---------- Exercise materials ----------

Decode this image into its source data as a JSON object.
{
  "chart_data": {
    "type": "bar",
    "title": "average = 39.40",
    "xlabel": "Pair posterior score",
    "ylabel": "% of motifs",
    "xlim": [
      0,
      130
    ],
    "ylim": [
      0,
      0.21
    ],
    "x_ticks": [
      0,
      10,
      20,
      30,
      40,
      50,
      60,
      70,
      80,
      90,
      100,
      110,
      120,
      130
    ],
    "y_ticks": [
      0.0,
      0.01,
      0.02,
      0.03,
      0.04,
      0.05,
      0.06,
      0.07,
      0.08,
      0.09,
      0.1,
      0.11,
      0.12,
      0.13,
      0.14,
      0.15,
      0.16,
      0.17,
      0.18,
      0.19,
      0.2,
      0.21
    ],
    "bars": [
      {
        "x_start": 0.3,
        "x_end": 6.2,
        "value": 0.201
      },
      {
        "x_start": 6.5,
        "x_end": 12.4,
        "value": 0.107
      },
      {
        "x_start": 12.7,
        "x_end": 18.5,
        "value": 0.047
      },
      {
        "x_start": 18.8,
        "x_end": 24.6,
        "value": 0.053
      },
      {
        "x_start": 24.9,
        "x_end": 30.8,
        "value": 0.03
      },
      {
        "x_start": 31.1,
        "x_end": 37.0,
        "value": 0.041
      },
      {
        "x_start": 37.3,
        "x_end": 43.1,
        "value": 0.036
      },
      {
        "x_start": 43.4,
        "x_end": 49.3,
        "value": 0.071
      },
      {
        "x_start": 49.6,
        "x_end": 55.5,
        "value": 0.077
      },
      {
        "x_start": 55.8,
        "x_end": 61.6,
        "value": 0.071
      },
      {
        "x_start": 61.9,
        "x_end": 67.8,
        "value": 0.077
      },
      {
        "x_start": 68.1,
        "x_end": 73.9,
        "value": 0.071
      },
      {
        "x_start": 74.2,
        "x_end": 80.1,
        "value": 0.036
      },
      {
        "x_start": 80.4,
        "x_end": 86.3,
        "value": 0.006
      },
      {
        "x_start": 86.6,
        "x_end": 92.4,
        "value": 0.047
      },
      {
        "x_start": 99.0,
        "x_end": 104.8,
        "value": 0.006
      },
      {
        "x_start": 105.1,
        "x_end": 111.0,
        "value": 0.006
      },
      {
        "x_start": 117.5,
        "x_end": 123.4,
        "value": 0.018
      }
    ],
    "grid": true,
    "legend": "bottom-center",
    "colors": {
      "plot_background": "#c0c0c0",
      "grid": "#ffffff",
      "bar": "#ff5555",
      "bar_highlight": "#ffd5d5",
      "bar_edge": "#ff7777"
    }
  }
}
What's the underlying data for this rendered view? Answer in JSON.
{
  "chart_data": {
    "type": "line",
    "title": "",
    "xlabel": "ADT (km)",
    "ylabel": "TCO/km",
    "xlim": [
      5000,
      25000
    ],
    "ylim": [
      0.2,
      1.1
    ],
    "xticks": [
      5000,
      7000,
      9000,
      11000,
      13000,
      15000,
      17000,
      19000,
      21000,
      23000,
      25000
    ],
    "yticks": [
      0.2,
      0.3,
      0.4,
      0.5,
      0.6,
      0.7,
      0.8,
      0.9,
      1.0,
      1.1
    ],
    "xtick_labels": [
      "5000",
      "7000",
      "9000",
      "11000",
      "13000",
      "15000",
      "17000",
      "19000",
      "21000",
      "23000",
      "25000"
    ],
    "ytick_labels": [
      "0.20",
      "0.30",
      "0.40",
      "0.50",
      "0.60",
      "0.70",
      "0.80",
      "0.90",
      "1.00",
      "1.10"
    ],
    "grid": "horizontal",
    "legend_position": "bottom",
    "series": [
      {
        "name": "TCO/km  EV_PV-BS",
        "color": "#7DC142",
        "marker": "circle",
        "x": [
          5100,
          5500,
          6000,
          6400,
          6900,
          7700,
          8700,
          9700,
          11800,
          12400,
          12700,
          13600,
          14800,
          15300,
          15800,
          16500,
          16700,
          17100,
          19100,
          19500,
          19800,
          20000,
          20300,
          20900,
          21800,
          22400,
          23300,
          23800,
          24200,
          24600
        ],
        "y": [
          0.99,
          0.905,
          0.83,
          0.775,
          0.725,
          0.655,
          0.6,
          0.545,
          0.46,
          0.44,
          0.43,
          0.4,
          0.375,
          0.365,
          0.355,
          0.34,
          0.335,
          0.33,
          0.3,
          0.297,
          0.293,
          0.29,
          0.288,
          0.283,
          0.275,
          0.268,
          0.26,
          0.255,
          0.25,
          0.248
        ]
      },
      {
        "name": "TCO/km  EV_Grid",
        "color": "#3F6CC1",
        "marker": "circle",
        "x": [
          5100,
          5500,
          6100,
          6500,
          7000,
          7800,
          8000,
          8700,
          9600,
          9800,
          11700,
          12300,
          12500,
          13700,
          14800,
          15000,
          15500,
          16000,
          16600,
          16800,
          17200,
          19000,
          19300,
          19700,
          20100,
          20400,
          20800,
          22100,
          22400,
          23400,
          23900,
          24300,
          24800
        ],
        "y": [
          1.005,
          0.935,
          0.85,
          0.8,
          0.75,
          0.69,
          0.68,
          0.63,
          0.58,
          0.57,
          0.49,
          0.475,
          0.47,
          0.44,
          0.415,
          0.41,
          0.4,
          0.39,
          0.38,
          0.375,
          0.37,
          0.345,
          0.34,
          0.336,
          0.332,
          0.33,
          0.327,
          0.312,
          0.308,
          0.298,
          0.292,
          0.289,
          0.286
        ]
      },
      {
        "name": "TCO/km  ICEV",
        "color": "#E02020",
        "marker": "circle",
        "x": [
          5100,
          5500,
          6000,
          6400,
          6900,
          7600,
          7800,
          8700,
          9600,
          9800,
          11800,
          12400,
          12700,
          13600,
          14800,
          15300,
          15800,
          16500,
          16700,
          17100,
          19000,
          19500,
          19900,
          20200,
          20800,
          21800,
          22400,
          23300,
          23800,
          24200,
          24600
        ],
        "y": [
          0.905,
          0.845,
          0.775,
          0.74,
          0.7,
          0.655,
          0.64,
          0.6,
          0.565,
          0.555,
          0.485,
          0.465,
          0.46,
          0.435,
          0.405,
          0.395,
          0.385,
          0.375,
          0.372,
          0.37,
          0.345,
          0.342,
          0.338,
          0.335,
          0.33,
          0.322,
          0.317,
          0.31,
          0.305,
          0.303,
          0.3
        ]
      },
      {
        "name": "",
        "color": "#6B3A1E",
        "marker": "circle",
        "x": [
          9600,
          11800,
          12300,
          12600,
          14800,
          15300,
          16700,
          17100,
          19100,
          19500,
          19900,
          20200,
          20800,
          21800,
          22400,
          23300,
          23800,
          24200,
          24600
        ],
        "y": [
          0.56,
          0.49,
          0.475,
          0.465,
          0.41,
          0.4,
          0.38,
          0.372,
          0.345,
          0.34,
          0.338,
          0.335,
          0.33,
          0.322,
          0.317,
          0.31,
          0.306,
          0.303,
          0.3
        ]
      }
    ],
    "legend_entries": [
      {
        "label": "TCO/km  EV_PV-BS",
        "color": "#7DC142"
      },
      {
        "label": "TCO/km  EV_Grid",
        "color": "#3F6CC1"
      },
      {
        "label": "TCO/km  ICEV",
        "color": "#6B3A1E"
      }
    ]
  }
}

----------

- [Task goal] From the first line to the last, retype the data exactly.

- [Reply]
Decode this image into its source data as a JSON object.
{
  "chart_data": {
    "type": "bar",
    "title": "average = 39.40",
    "xlabel": "Pair posterior score",
    "ylabel": "% of motifs",
    "xlim": [
      0,
      130
    ],
    "ylim": [
      0,
      0.21
    ],
    "x_ticks": [
      0,
      10,
      20,
      30,
      40,
      50,
      60,
      70,
      80,
      90,
      100,
      110,
      120,
      130
    ],
    "y_ticks": [
      0.0,
      0.01,
      0.02,
      0.03,
      0.04,
      0.05,
      0.06,
      0.07,
      0.08,
      0.09,
      0.1,
      0.11,
      0.12,
      0.13,
      0.14,
      0.15,
      0.16,
      0.17,
      0.18,
      0.19,
      0.2,
      0.21
    ],
    "bars": [
      {
        "x_start": 0.3,
        "x_end": 6.2,
        "value": 0.201
      },
      {
        "x_start": 6.5,
        "x_end": 12.4,
        "value": 0.107
      },
      {
        "x_start": 12.7,
        "x_end": 18.5,
        "value": 0.047
      },
      {
        "x_start": 18.8,
        "x_end": 24.6,
        "value": 0.053
      },
      {
        "x_start": 24.9,
        "x_end": 30.8,
        "value": 0.03
      },
      {
        "x_start": 31.1,
        "x_end": 37.0,
        "value": 0.041
      },
      {
        "x_start": 37.3,
        "x_end": 43.1,
        "value": 0.036
      },
      {
        "x_start": 43.4,
        "x_end": 49.3,
        "value": 0.071
      },
      {
        "x_start": 49.6,
        "x_end": 55.5,
        "value": 0.077
      },
      {
        "x_start": 55.8,
        "x_end": 61.6,
        "value": 0.071
      },
      {
        "x_start": 61.9,
        "x_end": 67.8,
        "value": 0.077
      },
      {
        "x_start": 68.1,
        "x_end": 73.9,
        "value": 0.071
      },
      {
        "x_start": 74.2,
        "x_end": 80.1,
        "value": 0.036
      },
      {
        "x_start": 80.4,
        "x_end": 86.3,
        "value": 0.006
      },
      {
        "x_start": 86.6,
        "x_end": 92.4,
        "value": 0.047
      },
      {
        "x_start": 99.0,
        "x_end": 104.8,
        "value": 0.006
      },
      {
        "x_start": 105.1,
        "x_end": 111.0,
        "value": 0.006
      },
      {
        "x_start": 117.5,
        "x_end": 123.4,
        "value": 0.018
      }
    ],
    "grid": true,
    "legend": "bottom-center",
    "colors": {
      "plot_background": "#c0c0c0",
      "grid": "#ffffff",
      "bar": "#ff5555",
      "bar_highlight": "#ffd5d5",
      "bar_edge": "#ff7777"
    }
  }
}
What's the underlying data for this rendered view? Answer in JSON.
{
  "chart_data": {
    "type": "line",
    "title": "",
    "xlabel": "ADT (km)",
    "ylabel": "TCO/km",
    "xlim": [
      5000,
      25000
    ],
    "ylim": [
      0.2,
      1.1
    ],
    "xticks": [
      5000,
      7000,
      9000,
      11000,
      13000,
      15000,
      17000,
      19000,
      21000,
      23000,
      25000
    ],
    "yticks": [
      0.2,
      0.3,
      0.4,
      0.5,
      0.6,
      0.7,
      0.8,
      0.9,
      1.0,
      1.1
    ],
    "xtick_labels": [
      "5000",
      "7000",
      "9000",
      "11000",
      "13000",
      "15000",
      "17000",
      "19000",
      "21000",
      "23000",
      "25000"
    ],
    "ytick_labels": [
      "0.20",
      "0.30",
      "0.40",
      "0.50",
      "0.60",
      "0.70",
      "0.80",
      "0.90",
      "1.00",
      "1.10"
    ],
    "grid": "horizontal",
    "legend_position": "bottom",
    "series": [
      {
        "name": "TCO/km  EV_PV-BS",
        "color": "#7DC142",
        "marker": "circle",
        "x": [
          5100,
          5500,
          6000,
          6400,
          6900,
          7700,
          8700,
          9700,
          11800,
          12400,
          12700,
          13600,
          14800,
          15300,
          15800,
          16500,
          16700,
          17100,
          19100,
          19500,
          19800,
          20000,
          20300,
          20900,
          21800,
          22400,
          23300,
          23800,
          24200,
          24600
        ],
        "y": [
          0.99,
          0.905,
          0.83,
          0.775,
          0.725,
          0.655,
          0.6,
          0.545,
          0.46,
          0.44,
          0.43,
          0.4,
          0.375,
          0.365,
          0.355,
          0.34,
          0.335,
          0.33,
          0.3,
          0.297,
          0.293,
          0.29,
          0.288,
          0.283,
          0.275,
          0.268,
          0.26,
          0.255,
          0.25,
          0.248
        ]
      },
      {
        "name": "TCO/km  EV_Grid",
        "color": "#3F6CC1",
        "marker": "circle",
        "x": [
          5100,
          5500,
          6100,
          6500,
          7000,
          7800,
          8000,
          8700,
          9600,
          9800,
          11700,
          12300,
          12500,
          13700,
          14800,
          15000,
          15500,
          16000,
          16600,
          16800,
          17200,
          19000,
          19300,
          19700,
          20100,
          20400,
          20800,
          22100,
          22400,
          23400,
          23900,
          24300,
          24800
        ],
        "y": [
          1.005,
          0.935,
          0.85,
          0.8,
          0.75,
          0.69,
          0.68,
          0.63,
          0.58,
          0.57,
          0.49,
          0.475,
          0.47,
          0.44,
          0.415,
          0.41,
          0.4,
          0.39,
          0.38,
          0.375,
          0.37,
          0.345,
          0.34,
          0.336,
          0.332,
          0.33,
          0.327,
          0.312,
          0.308,
          0.298,
          0.292,
          0.289,
          0.286
        ]
      },
      {
        "name": "TCO/km  ICEV",
        "color": "#E02020",
        "marker": "circle",
        "x": [
          5100,
          5500,
          6000,
          6400,
          6900,
          7600,
          7800,
          8700,
          9600,
          9800,
          11800,
          12400,
          12700,
          13600,
          14800,
          15300,
          15800,
          16500,
          16700,
          17100,
          19000,
          19500,
          19900,
          20200,
          20800,
          21800,
          22400,
          23300,
          23800,
          24200,
          24600
        ],
        "y": [
          0.905,
          0.845,
          0.775,
          0.74,
          0.7,
          0.655,
          0.64,
          0.6,
          0.565,
          0.555,
          0.485,
          0.465,
          0.46,
          0.435,
          0.405,
          0.395,
          0.385,
          0.375,
          0.372,
          0.37,
          0.345,
          0.342,
          0.338,
          0.335,
          0.33,
          0.322,
          0.317,
          0.31,
          0.305,
          0.303,
          0.3
        ]
      },
      {
        "name": "",
        "color": "#6B3A1E",
        "marker": "circle",
        "x": [
          9600,
          11800,
          12300,
          12600,
          14800,
          15300,
          16700,
          17100,
          19100,
          19500,
          19900,
          20200,
          20800,
          21800,
          22400,
          23300,
          23800,
          24200,
          24600
        ],
        "y": [
          0.56,
          0.49,
          0.475,
          0.465,
          0.41,
          0.4,
          0.38,
          0.372,
          0.345,
          0.34,
          0.338,
          0.335,
          0.33,
          0.322,
          0.317,
          0.31,
          0.306,
          0.303,
          0.3
        ]
      }
    ],
    "legend_entries": [
      {
        "label": "TCO/km  EV_PV-BS",
        "color": "#7DC142"
      },
      {
        "label": "TCO/km  EV_Grid",
        "color": "#3F6CC1"
      },
      {
        "label": "TCO/km  ICEV",
        "color": "#6B3A1E"
      }
    ]
  }
}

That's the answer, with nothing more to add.